▶ YOUR OBJECTIVE
Locate each line holding the string "text" and copy it.

▶ DATASET CONTENT

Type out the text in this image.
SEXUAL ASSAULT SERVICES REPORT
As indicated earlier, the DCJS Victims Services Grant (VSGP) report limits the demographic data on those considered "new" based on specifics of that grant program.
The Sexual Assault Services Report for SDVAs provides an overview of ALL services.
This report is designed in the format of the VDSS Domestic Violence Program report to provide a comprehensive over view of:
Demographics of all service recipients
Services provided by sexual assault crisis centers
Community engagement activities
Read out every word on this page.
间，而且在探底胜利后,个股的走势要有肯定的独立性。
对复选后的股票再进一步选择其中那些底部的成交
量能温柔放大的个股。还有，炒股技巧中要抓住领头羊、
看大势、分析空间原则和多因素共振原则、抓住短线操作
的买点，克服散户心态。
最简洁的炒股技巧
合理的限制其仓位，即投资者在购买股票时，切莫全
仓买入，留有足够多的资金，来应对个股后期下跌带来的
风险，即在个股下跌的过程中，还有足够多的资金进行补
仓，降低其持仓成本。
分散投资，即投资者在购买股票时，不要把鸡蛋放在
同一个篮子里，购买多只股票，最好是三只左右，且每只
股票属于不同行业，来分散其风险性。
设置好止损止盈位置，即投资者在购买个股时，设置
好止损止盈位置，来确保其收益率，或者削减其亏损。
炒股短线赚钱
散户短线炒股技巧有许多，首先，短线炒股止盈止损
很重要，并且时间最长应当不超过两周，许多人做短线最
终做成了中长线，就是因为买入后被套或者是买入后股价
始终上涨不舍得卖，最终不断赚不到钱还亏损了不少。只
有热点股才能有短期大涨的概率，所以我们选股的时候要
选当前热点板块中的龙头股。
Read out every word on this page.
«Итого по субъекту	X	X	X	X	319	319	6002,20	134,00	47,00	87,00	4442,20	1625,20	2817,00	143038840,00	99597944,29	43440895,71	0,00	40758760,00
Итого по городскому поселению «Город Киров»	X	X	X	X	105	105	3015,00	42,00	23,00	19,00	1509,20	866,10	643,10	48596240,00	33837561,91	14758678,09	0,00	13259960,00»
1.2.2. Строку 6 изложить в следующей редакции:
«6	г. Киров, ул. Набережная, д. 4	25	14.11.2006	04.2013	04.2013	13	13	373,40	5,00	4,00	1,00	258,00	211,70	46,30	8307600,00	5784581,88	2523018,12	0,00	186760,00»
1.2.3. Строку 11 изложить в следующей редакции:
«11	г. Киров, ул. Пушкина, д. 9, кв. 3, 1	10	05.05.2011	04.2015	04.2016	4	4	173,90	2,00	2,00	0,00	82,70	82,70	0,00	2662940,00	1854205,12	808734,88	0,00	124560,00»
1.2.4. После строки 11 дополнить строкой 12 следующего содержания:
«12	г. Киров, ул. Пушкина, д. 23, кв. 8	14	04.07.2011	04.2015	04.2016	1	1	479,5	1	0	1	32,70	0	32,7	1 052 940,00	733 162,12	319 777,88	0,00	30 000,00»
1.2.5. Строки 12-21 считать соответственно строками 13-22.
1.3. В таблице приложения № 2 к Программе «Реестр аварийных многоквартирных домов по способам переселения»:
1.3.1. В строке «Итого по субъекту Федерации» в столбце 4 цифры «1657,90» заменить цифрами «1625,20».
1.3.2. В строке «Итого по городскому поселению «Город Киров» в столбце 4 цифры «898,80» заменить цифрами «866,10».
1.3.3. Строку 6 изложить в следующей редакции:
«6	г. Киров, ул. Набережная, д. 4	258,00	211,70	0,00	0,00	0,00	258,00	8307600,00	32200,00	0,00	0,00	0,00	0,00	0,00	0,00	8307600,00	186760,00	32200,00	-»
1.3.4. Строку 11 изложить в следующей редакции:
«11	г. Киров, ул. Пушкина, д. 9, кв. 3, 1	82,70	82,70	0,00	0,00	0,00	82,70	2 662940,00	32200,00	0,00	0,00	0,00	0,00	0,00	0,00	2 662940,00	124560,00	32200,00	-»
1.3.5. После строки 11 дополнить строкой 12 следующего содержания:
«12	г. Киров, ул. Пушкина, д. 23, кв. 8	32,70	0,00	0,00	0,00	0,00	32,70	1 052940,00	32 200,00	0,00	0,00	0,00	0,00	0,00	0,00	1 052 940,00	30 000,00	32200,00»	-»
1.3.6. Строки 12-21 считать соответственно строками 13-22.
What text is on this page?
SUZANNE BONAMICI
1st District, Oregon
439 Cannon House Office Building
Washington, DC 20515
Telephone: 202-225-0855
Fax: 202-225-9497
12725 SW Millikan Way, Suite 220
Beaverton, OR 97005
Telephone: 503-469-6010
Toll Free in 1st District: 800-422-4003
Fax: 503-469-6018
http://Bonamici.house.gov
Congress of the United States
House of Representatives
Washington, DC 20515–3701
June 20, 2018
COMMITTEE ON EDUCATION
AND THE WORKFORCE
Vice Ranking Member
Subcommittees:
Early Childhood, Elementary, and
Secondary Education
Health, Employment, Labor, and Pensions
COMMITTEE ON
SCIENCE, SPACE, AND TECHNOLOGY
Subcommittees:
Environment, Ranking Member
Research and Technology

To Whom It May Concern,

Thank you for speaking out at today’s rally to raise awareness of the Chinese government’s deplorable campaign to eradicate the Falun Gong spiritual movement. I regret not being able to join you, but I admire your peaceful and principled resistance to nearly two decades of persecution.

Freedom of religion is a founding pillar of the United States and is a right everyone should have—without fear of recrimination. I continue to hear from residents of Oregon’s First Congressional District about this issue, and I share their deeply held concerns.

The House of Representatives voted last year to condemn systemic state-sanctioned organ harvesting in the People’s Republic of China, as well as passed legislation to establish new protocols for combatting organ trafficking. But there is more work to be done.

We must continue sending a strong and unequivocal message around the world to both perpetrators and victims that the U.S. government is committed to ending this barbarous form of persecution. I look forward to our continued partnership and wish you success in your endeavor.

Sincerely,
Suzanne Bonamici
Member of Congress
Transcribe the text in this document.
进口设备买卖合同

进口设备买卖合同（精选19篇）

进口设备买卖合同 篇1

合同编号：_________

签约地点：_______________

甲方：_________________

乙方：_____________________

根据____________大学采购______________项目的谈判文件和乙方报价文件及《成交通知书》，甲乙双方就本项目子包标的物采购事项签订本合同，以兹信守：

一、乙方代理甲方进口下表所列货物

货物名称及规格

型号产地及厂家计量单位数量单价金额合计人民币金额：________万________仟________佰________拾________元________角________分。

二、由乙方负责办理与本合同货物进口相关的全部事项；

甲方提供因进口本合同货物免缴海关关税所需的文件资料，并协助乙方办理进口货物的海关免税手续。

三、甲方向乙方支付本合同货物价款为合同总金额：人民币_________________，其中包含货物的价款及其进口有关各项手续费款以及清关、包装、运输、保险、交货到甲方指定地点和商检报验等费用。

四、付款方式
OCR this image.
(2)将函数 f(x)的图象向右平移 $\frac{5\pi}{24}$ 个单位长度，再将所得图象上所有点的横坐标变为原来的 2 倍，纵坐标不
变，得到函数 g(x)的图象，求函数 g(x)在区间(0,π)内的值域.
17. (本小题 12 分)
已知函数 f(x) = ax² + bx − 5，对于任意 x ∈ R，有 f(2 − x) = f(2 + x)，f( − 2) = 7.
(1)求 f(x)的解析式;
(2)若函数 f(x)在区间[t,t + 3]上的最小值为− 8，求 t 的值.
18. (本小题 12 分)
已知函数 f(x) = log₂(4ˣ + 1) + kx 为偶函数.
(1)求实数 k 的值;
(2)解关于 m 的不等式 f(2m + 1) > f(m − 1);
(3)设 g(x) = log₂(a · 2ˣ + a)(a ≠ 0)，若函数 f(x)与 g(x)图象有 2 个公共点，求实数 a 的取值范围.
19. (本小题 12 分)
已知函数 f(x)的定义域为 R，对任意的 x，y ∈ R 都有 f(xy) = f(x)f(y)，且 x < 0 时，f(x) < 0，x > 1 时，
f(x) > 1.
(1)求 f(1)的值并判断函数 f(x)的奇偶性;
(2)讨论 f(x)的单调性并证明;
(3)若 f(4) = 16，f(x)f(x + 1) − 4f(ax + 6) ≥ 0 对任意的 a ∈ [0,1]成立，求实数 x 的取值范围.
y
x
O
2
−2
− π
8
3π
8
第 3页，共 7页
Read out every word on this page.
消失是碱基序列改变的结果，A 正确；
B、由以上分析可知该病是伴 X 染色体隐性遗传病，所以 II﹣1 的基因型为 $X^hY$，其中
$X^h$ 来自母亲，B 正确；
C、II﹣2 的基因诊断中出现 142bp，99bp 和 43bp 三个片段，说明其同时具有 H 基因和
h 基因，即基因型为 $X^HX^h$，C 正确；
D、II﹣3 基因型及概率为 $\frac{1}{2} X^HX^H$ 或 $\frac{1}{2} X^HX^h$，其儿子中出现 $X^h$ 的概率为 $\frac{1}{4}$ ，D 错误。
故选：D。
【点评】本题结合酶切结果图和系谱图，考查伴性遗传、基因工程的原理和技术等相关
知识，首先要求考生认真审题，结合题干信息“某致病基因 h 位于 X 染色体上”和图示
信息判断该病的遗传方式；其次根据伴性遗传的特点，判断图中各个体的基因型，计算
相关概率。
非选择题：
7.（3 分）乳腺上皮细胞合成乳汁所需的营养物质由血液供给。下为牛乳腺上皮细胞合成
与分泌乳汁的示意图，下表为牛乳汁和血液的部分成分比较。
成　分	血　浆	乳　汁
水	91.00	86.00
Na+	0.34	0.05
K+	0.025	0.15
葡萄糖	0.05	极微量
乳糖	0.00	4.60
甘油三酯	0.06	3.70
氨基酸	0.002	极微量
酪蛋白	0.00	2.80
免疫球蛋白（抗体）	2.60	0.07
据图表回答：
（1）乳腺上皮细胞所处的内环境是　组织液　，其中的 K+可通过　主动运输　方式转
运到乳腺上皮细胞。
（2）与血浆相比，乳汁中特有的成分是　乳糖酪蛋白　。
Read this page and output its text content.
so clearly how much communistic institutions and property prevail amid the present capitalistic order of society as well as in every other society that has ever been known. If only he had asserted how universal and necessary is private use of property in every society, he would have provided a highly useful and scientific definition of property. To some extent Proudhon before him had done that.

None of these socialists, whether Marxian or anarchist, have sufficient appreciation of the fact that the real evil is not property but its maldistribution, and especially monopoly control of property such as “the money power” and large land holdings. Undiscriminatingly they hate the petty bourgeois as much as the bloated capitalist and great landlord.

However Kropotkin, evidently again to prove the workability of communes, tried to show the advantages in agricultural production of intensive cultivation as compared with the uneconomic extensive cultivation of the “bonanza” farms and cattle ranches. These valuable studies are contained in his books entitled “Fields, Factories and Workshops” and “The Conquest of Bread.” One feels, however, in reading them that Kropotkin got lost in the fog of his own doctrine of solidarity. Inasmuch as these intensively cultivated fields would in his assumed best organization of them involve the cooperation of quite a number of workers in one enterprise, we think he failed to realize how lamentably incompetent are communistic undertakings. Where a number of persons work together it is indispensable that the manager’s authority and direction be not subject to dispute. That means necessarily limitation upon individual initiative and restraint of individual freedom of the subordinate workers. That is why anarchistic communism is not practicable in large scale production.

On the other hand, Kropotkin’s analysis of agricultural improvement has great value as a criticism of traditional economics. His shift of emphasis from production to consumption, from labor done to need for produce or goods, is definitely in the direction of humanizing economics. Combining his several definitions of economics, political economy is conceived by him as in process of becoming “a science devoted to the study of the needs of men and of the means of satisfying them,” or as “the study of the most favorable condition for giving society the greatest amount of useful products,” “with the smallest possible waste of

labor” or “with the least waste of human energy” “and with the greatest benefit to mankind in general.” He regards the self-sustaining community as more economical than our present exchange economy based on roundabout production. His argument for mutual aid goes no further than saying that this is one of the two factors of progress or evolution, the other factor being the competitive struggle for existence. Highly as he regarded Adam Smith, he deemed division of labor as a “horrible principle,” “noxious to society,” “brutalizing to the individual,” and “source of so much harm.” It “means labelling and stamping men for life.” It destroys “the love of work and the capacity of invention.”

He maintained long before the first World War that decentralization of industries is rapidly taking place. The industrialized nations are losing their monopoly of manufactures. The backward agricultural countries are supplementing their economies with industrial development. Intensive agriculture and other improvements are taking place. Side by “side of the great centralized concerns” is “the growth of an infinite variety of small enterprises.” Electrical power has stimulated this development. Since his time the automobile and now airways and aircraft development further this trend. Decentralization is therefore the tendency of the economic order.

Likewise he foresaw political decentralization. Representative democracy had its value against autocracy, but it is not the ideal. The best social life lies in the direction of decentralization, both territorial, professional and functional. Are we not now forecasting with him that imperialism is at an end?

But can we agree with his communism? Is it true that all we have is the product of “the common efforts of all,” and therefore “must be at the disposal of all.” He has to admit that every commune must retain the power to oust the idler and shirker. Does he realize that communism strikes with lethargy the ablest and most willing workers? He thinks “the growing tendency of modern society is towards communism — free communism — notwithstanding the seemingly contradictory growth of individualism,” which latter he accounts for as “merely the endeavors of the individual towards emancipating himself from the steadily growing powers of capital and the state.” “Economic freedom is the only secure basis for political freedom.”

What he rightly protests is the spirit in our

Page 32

▶ EXERCISE OUTPUT
Type out the text in this image.
What text is on this page?
Transcribe the text in this document.
Read this page and output its text content.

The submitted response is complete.